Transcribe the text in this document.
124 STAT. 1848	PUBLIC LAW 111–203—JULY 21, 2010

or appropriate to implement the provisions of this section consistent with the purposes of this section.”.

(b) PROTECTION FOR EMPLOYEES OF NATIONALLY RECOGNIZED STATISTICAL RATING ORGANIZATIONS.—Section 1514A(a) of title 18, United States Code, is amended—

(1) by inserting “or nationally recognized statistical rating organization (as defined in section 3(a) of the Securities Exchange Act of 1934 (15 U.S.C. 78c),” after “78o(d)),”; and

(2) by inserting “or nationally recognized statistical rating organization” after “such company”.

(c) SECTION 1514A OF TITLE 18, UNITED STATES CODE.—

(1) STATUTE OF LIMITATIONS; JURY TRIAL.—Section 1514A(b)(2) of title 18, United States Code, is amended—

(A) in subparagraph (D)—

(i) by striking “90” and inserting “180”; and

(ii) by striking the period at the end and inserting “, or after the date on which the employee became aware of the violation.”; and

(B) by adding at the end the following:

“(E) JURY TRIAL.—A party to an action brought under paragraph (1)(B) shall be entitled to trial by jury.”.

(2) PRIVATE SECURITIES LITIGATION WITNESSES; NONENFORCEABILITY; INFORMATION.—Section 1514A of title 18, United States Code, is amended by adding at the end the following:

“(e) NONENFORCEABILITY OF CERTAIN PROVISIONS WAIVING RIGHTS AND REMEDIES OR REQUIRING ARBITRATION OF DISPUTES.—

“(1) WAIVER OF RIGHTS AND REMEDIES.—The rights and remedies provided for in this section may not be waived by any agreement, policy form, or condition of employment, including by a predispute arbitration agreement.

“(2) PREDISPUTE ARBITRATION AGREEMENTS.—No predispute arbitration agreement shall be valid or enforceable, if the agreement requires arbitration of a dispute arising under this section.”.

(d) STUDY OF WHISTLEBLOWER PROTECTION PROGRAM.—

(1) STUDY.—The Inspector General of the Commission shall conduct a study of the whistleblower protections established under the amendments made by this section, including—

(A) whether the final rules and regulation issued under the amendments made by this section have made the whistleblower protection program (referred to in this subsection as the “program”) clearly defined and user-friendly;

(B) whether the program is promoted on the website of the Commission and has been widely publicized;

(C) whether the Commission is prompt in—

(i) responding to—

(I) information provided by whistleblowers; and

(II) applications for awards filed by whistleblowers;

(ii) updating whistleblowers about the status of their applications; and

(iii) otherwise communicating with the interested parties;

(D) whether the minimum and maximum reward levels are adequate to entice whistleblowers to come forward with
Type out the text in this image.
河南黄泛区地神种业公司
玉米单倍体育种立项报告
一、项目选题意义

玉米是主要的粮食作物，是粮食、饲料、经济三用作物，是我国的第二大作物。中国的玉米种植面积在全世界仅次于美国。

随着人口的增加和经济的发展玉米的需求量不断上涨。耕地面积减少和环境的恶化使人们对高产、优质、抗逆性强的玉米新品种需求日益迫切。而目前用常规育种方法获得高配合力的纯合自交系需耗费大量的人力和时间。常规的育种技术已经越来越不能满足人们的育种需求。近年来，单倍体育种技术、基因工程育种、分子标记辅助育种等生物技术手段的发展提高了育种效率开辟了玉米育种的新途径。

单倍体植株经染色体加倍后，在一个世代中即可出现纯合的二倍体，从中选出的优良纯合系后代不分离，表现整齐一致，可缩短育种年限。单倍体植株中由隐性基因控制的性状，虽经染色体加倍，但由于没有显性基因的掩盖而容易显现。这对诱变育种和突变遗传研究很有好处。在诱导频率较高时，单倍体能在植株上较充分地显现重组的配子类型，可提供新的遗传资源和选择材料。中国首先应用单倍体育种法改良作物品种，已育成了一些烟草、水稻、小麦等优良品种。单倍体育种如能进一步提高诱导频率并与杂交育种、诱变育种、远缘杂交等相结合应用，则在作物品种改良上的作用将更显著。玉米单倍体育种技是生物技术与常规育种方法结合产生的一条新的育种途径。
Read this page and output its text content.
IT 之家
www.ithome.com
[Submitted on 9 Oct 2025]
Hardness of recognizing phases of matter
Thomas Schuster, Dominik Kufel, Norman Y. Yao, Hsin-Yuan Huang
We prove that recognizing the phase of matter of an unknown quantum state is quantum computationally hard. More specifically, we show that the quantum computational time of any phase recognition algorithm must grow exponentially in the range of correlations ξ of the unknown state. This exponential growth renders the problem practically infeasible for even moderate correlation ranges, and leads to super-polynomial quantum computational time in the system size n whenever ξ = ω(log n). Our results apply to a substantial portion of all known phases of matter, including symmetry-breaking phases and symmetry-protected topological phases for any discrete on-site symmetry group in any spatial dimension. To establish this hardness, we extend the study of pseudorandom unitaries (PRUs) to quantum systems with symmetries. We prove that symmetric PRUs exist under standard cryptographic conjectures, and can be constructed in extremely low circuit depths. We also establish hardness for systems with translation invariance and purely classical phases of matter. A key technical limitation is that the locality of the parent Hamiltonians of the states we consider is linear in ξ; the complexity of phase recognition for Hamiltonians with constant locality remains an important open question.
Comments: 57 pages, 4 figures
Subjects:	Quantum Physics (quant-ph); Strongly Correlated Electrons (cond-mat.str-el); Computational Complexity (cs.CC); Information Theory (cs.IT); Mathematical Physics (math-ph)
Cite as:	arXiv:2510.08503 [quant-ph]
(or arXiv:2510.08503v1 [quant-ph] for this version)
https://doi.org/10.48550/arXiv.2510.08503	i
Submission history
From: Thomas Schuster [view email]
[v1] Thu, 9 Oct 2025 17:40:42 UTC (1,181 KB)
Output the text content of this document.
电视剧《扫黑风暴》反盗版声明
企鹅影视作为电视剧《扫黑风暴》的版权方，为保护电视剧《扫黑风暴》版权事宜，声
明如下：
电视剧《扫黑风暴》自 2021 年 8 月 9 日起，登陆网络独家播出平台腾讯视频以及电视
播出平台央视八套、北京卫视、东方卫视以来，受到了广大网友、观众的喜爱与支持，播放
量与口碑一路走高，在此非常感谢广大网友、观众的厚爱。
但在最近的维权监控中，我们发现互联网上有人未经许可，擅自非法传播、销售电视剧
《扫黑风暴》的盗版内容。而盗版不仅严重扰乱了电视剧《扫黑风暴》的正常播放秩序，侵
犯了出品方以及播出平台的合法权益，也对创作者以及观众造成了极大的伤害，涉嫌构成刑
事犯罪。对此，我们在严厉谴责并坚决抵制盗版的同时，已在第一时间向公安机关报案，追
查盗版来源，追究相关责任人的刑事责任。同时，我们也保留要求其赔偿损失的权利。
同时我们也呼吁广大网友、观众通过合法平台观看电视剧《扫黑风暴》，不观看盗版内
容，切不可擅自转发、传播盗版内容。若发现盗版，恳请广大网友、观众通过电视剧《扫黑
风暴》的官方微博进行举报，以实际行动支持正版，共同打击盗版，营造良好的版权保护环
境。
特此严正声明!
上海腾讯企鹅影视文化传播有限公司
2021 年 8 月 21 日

Short exercise:
Examine the data above and state how many of its lines contain the word "content", with no further remarks.

Task output:
2